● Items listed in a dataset
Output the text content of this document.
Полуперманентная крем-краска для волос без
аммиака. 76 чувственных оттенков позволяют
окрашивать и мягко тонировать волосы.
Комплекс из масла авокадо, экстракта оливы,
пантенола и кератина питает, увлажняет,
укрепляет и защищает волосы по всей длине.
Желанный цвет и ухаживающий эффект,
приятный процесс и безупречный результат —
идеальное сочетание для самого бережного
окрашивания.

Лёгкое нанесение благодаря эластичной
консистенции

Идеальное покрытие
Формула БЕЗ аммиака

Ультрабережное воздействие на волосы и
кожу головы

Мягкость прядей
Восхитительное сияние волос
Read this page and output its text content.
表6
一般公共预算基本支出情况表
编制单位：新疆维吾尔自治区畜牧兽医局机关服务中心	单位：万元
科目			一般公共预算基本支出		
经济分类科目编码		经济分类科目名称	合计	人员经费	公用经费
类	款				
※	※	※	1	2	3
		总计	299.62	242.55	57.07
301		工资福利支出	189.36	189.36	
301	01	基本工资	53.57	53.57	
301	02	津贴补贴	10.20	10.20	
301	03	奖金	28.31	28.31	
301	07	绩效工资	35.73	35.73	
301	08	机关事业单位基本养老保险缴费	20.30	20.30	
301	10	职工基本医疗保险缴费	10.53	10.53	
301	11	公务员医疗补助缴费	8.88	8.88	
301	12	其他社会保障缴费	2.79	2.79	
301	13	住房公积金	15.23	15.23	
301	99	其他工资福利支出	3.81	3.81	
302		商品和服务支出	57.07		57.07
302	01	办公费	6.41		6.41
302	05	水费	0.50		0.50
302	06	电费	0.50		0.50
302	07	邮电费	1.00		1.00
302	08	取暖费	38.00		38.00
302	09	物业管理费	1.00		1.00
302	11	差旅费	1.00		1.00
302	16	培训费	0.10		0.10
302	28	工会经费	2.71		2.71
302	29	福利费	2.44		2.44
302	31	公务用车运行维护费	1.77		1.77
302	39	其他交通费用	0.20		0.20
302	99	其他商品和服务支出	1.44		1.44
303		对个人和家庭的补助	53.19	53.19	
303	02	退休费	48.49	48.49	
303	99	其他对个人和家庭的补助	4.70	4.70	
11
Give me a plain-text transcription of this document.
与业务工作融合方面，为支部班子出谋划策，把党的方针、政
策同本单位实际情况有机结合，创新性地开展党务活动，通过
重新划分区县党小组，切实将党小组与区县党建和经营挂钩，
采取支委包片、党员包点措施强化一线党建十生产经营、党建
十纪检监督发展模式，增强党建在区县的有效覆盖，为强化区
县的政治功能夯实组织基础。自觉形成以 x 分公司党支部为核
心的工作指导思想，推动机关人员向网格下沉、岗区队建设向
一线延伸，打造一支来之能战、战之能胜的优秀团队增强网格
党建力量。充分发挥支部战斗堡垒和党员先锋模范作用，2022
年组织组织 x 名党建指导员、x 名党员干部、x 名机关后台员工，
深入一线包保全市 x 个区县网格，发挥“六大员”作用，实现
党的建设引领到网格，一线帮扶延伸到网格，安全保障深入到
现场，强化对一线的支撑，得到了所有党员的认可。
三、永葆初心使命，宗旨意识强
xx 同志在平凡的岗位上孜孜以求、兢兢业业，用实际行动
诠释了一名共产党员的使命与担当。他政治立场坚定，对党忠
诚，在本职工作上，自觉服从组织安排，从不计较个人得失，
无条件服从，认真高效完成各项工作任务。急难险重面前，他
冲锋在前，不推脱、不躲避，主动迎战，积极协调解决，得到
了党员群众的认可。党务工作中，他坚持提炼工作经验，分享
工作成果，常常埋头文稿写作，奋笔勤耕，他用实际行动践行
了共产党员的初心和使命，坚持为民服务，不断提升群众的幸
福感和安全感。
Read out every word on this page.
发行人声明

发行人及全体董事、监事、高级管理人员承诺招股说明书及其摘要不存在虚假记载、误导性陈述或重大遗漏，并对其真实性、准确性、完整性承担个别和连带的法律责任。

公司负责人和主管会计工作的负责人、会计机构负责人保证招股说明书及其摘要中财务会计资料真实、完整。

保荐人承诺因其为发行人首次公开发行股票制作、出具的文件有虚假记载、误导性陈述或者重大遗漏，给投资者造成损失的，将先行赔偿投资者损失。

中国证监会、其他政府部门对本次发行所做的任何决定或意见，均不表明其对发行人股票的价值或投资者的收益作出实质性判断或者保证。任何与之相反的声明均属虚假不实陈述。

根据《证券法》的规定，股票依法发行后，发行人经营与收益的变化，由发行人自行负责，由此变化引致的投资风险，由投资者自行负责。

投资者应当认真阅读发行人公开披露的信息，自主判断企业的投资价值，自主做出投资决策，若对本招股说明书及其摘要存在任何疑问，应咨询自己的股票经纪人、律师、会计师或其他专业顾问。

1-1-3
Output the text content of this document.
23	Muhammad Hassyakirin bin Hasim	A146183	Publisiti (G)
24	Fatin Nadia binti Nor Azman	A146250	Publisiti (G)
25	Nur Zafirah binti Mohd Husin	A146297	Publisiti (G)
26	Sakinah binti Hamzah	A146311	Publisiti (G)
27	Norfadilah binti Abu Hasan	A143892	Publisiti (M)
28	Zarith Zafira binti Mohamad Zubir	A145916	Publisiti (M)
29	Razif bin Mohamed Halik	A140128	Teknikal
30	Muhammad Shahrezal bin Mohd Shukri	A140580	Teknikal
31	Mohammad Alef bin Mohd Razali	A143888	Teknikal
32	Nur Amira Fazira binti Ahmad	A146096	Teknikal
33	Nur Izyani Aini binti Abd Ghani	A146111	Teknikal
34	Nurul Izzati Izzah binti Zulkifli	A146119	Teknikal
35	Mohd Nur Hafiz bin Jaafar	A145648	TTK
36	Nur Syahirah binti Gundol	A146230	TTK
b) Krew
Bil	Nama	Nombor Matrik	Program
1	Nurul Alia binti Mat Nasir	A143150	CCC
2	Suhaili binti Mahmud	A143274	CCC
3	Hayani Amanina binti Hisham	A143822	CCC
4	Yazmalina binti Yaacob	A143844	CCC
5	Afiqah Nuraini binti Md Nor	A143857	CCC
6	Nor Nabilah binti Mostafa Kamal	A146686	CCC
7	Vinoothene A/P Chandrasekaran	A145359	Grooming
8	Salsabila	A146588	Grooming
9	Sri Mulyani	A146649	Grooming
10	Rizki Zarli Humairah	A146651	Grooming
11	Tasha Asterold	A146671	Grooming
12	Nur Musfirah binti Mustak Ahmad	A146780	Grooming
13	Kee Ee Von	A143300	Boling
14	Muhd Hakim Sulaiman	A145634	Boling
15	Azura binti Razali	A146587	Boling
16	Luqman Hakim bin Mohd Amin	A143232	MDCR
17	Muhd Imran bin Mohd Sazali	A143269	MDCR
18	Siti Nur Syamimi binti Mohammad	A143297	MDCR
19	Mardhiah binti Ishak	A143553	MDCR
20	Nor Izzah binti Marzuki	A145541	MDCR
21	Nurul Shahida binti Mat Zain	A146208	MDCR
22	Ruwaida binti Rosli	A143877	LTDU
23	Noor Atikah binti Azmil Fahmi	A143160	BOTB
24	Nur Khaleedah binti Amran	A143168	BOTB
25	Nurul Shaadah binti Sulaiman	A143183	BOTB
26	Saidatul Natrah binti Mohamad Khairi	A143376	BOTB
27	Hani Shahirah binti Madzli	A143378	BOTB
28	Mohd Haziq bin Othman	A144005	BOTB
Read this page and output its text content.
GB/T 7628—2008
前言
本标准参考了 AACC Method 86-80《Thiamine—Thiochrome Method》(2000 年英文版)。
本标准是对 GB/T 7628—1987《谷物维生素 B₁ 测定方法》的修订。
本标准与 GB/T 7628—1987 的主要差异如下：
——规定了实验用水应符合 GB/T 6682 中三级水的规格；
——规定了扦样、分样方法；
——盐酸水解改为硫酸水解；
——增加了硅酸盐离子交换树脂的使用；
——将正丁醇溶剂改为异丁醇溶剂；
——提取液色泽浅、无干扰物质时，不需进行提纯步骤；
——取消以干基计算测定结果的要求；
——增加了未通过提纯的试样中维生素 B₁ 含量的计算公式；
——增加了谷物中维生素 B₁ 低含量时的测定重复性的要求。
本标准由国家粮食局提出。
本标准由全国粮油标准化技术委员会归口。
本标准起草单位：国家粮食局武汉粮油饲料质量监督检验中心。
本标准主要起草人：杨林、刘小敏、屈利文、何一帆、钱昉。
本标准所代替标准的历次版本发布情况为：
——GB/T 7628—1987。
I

● Stated task
Find and copy every line in the entries above where the string "Grooming" occurs.

● Answer below
7	Vinoothene A/P Chandrasekaran	A145359	Grooming
8	Salsabila	A146588	Grooming
9	Sri Mulyani	A146649	Grooming
10	Rizki Zarli Humairah	A146651	Grooming
11	Tasha Asterold	A146671	Grooming
12	Nur Musfirah binti Mustak Ahmad	A146780	Grooming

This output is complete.